TASK REQUIREMENTS: Exactly as they appear, copy the lines of the listing from the one containing "OCR this image." through the final line, both included, and nothing else.

━━━ DATASET CONTENT

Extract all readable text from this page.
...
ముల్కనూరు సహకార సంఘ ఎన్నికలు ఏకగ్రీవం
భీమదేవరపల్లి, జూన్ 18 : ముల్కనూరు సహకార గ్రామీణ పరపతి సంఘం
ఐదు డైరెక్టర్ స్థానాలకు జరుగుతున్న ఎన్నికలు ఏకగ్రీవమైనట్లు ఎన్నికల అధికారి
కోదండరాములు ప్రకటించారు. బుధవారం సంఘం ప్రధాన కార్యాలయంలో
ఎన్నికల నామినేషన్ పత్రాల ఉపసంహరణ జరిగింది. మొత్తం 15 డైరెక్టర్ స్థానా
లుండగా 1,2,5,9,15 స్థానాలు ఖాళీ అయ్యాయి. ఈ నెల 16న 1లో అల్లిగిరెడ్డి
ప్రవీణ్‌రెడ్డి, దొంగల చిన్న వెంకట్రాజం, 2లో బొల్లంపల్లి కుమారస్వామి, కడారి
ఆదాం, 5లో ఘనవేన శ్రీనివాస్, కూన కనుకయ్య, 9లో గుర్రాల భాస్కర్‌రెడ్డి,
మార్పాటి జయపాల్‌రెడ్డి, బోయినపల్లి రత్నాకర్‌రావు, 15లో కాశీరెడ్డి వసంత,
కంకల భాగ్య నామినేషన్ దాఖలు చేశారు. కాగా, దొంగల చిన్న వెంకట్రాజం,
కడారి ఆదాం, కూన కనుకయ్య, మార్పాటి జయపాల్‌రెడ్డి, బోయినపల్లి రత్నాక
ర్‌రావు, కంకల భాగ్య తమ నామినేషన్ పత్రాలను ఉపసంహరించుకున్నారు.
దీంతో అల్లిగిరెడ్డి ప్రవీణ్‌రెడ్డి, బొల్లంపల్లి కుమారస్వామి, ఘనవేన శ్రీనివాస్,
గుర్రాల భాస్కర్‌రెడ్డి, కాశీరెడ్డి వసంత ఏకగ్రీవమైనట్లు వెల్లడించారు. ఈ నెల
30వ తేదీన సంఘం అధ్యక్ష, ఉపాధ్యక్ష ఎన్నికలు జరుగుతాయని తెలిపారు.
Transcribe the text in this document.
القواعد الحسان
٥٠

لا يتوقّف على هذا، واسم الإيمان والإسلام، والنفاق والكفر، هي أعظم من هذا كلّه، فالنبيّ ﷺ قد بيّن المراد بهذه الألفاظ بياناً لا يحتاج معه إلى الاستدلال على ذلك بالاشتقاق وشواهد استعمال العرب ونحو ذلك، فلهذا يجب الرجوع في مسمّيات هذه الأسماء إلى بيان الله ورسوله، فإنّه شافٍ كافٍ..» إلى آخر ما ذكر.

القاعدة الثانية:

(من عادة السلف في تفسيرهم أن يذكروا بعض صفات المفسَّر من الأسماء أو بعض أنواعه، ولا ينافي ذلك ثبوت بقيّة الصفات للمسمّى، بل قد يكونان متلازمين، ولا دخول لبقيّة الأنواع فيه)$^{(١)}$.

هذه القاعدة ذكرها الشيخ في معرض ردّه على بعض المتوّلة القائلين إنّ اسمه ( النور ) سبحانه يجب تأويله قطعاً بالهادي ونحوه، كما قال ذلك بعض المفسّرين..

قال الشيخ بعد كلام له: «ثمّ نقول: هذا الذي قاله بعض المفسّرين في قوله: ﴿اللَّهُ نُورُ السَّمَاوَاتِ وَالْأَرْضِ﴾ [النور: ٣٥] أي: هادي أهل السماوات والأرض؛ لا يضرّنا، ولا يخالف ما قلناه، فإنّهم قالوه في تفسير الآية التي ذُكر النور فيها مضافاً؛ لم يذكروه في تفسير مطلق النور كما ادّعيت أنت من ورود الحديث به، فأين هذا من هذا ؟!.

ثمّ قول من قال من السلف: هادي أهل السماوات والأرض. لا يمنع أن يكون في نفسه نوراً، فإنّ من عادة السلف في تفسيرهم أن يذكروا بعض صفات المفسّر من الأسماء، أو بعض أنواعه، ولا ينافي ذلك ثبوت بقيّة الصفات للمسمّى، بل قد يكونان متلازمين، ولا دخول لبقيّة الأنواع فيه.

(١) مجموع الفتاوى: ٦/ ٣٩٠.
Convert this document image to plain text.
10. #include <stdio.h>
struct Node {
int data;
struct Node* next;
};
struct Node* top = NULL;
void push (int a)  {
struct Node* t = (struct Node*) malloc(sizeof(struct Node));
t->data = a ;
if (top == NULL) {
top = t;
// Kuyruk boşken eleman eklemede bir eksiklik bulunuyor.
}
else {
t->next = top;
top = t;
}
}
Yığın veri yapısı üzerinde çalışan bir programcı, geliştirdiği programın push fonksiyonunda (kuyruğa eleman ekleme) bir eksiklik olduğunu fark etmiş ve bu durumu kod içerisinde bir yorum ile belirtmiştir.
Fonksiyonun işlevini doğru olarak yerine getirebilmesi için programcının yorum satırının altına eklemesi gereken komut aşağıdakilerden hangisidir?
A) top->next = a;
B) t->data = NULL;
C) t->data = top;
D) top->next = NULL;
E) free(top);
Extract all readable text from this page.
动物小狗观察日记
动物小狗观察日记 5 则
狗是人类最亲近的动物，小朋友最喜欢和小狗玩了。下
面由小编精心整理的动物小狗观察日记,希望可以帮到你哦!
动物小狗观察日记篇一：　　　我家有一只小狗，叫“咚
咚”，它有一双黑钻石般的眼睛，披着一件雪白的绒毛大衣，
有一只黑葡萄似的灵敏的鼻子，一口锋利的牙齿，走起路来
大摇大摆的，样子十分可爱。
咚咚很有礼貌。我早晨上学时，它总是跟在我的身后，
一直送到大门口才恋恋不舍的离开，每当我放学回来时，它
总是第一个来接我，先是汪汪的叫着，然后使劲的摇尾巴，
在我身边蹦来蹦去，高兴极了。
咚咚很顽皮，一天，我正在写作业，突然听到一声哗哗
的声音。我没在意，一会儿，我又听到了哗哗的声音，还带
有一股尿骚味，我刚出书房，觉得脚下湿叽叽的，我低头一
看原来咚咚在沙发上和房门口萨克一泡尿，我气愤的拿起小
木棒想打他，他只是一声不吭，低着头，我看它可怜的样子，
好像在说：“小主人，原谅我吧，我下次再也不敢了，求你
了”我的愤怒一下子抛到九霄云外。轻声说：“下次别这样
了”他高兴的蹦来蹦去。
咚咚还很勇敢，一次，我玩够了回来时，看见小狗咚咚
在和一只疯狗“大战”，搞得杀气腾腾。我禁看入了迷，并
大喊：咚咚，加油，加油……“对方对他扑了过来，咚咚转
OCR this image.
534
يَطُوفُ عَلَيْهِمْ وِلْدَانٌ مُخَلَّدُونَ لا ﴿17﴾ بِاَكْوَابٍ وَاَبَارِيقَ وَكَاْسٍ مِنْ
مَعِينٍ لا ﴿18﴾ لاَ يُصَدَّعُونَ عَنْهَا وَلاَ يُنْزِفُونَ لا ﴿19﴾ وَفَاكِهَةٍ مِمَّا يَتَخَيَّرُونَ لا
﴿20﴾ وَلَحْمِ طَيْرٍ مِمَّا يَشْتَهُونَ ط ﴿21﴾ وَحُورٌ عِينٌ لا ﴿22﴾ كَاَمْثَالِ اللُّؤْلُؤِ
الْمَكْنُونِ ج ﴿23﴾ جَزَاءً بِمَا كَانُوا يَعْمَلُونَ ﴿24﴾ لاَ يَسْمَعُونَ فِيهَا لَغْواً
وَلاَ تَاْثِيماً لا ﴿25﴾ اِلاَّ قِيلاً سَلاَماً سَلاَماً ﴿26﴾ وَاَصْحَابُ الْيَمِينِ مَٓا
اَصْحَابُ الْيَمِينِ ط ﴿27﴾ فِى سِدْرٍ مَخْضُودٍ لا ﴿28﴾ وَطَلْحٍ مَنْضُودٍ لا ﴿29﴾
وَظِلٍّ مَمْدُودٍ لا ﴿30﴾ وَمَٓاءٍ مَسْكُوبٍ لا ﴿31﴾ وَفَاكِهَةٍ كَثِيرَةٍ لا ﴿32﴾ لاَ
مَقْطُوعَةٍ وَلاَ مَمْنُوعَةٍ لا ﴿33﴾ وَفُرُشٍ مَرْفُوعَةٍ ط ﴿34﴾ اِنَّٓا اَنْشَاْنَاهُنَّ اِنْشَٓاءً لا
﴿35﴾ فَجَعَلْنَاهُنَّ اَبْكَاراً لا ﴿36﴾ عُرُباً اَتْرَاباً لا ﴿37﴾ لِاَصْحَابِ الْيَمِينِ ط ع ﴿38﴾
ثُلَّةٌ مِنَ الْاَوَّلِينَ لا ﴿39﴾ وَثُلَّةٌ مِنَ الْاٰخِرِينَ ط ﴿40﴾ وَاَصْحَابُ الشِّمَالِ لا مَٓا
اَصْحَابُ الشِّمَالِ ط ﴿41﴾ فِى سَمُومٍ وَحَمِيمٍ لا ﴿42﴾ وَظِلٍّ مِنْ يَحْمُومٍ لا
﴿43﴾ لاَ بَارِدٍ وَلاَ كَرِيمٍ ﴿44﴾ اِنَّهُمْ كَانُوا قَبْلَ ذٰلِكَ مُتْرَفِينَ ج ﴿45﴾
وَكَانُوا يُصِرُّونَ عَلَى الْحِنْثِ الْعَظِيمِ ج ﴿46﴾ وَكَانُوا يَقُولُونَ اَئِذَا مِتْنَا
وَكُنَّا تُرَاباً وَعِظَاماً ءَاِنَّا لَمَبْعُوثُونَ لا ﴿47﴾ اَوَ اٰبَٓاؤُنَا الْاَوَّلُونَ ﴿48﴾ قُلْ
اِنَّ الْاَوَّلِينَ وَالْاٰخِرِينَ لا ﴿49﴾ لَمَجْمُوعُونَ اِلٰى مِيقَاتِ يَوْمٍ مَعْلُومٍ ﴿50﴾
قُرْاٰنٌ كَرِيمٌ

━━━━━━

EXERCISE SOLUTION:
OCR this image.
534
يَطُوفُ عَلَيْهِمْ وِلْدَانٌ مُخَلَّدُونَ لا ﴿17﴾ بِاَكْوَابٍ وَاَبَارِيقَ وَكَاْسٍ مِنْ
مَعِينٍ لا ﴿18﴾ لاَ يُصَدَّعُونَ عَنْهَا وَلاَ يُنْزِفُونَ لا ﴿19﴾ وَفَاكِهَةٍ مِمَّا يَتَخَيَّرُونَ لا
﴿20﴾ وَلَحْمِ طَيْرٍ مِمَّا يَشْتَهُونَ ط ﴿21﴾ وَحُورٌ عِينٌ لا ﴿22﴾ كَاَمْثَالِ اللُّؤْلُؤِ
الْمَكْنُونِ ج ﴿23﴾ جَزَاءً بِمَا كَانُوا يَعْمَلُونَ ﴿24﴾ لاَ يَسْمَعُونَ فِيهَا لَغْواً
وَلاَ تَاْثِيماً لا ﴿25﴾ اِلاَّ قِيلاً سَلاَماً سَلاَماً ﴿26﴾ وَاَصْحَابُ الْيَمِينِ مَٓا
اَصْحَابُ الْيَمِينِ ط ﴿27﴾ فِى سِدْرٍ مَخْضُودٍ لا ﴿28﴾ وَطَلْحٍ مَنْضُودٍ لا ﴿29﴾
وَظِلٍّ مَمْدُودٍ لا ﴿30﴾ وَمَٓاءٍ مَسْكُوبٍ لا ﴿31﴾ وَفَاكِهَةٍ كَثِيرَةٍ لا ﴿32﴾ لاَ
مَقْطُوعَةٍ وَلاَ مَمْنُوعَةٍ لا ﴿33﴾ وَفُرُشٍ مَرْفُوعَةٍ ط ﴿34﴾ اِنَّٓا اَنْشَاْنَاهُنَّ اِنْشَٓاءً لا
﴿35﴾ فَجَعَلْنَاهُنَّ اَبْكَاراً لا ﴿36﴾ عُرُباً اَتْرَاباً لا ﴿37﴾ لِاَصْحَابِ الْيَمِينِ ط ع ﴿38﴾
ثُلَّةٌ مِنَ الْاَوَّلِينَ لا ﴿39﴾ وَثُلَّةٌ مِنَ الْاٰخِرِينَ ط ﴿40﴾ وَاَصْحَابُ الشِّمَالِ لا مَٓا
اَصْحَابُ الشِّمَالِ ط ﴿41﴾ فِى سَمُومٍ وَحَمِيمٍ لا ﴿42﴾ وَظِلٍّ مِنْ يَحْمُومٍ لا
﴿43﴾ لاَ بَارِدٍ وَلاَ كَرِيمٍ ﴿44﴾ اِنَّهُمْ كَانُوا قَبْلَ ذٰلِكَ مُتْرَفِينَ ج ﴿45﴾
وَكَانُوا يُصِرُّونَ عَلَى الْحِنْثِ الْعَظِيمِ ج ﴿46﴾ وَكَانُوا يَقُولُونَ اَئِذَا مِتْنَا
وَكُنَّا تُرَاباً وَعِظَاماً ءَاِنَّا لَمَبْعُوثُونَ لا ﴿47﴾ اَوَ اٰبَٓاؤُنَا الْاَوَّلُونَ ﴿48﴾ قُلْ
اِنَّ الْاَوَّلِينَ وَالْاٰخِرِينَ لا ﴿49﴾ لَمَجْمُوعُونَ اِلٰى مِيقَاتِ يَوْمٍ مَعْلُومٍ ﴿50﴾
قُرْاٰنٌ كَرِيمٌ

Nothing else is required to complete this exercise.